* start Data supplied *
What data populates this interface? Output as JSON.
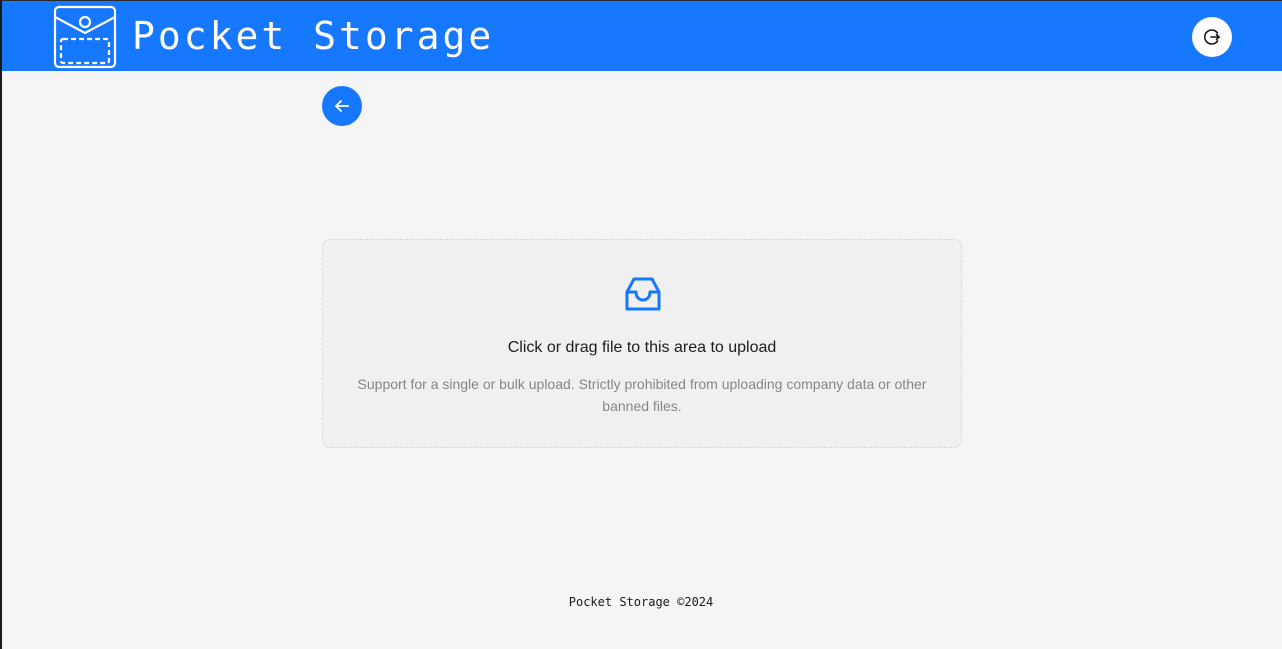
{
  "header": {
    "brand": "Pocket Storage",
    "logo_icon": "pocket-envelope-logo",
    "logout_icon": "logout-icon",
    "color": "#1677ff"
  },
  "nav": {
    "back_icon": "arrow-left-icon"
  },
  "upload": {
    "icon": "inbox-icon",
    "text": "Click or drag file to this area to upload",
    "hint": "Support for a single or bulk upload. Strictly prohibited from uploading company data or other banned files."
  },
  "footer": {
    "text": "Pocket Storage ©2024"
  }
}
* end Data supplied *
* _Written request_
Give the data above again in full and unchanged, skipping the pictures.

* _Result_
What data populates this interface? Output as JSON.
{
  "header": {
    "brand": "Pocket Storage",
    "logo_icon": "pocket-envelope-logo",
    "logout_icon": "logout-icon",
    "color": "#1677ff"
  },
  "nav": {
    "back_icon": "arrow-left-icon"
  },
  "upload": {
    "icon": "inbox-icon",
    "text": "Click or drag file to this area to upload",
    "hint": "Support for a single or bulk upload. Strictly prohibited from uploading company data or other banned files."
  },
  "footer": {
    "text": "Pocket Storage ©2024"
  }
}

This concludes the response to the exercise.